- **Directions**:
Check every line below for the word "bagi" and copy the ones that have it.

Extracted records
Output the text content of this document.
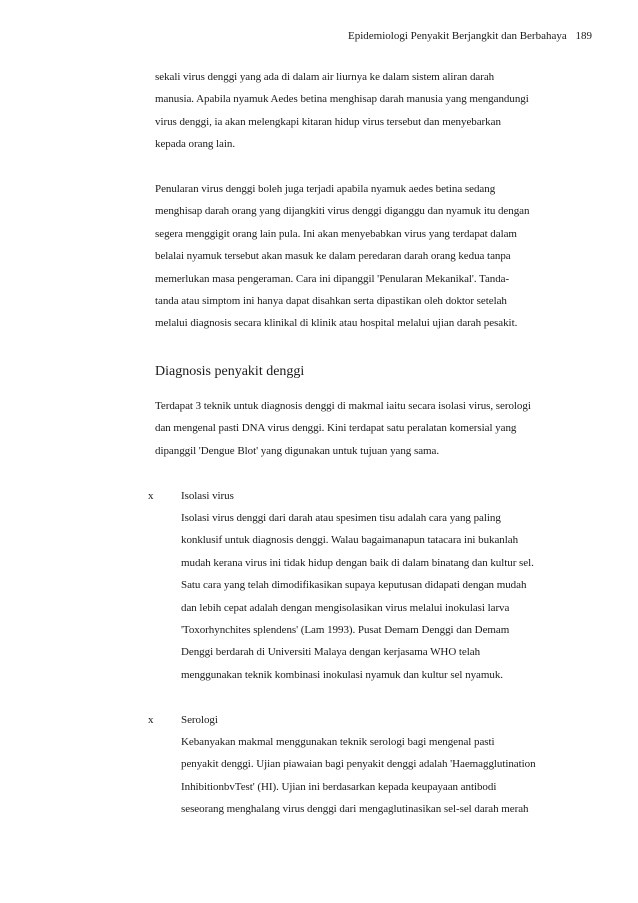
Epidemiologi Penyakit Berjangkit dan Berbahaya 189
sekali virus denggi yang ada di dalam air liurnya ke dalam sistem aliran darah
manusia. Apabila nyamuk Aedes betina menghisap darah manusia yang mengandungi
virus denggi, ia akan melengkapi kitaran hidup virus tersebut dan menyebarkan
kepada orang lain.
Penularan virus denggi boleh juga terjadi apabila nyamuk aedes betina sedang
menghisap darah orang yang dijangkiti virus denggi diganggu dan nyamuk itu dengan
segera menggigit orang lain pula. Ini akan menyebabkan virus yang terdapat dalam
belalai nyamuk tersebut akan masuk ke dalam peredaran darah orang kedua tanpa
memerlukan masa pengeraman. Cara ini dipanggil 'Penularan Mekanikal'. Tanda-
tanda atau simptom ini hanya dapat disahkan serta dipastikan oleh doktor setelah
melalui diagnosis secara klinikal di klinik atau hospital melalui ujian darah pesakit.
Diagnosis penyakit denggi
Terdapat 3 teknik untuk diagnosis denggi di makmal iaitu secara isolasi virus, serologi
dan mengenal pasti DNA virus denggi. Kini terdapat satu peralatan komersial yang
dipanggil 'Dengue Blot' yang digunakan untuk tujuan yang sama.
x	Isolasi virus
Isolasi virus denggi dari darah atau spesimen tisu adalah cara yang paling
konklusif untuk diagnosis denggi. Walau bagaimanapun tatacara ini bukanlah
mudah kerana virus ini tidak hidup dengan baik di dalam binatang dan kultur sel.
Satu cara yang telah dimodifikasikan supaya keputusan didapati dengan mudah
dan lebih cepat adalah dengan mengisolasikan virus melalui inokulasi larva
'Toxorhynchites splendens' (Lam 1993). Pusat Demam Denggi dan Demam
Denggi berdarah di Universiti Malaya dengan kerjasama WHO telah
menggunakan teknik kombinasi inokulasi nyamuk dan kultur sel nyamuk.
x	Serologi
Kebanyakan makmal menggunakan teknik serologi bagi mengenal pasti
penyakit denggi. Ujian piawaian bagi penyakit denggi adalah 'Haemagglutination
InhibitionbvTest' (HI). Ujian ini berdasarkan kepada keupayaan antibodi
seseorang menghalang virus denggi dari mengaglutinasikan sel-sel darah merah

- **Response below**:
Kebanyakan makmal menggunakan teknik serologi bagi mengenal pasti
penyakit denggi. Ujian piawaian bagi penyakit denggi adalah 'Haemagglutination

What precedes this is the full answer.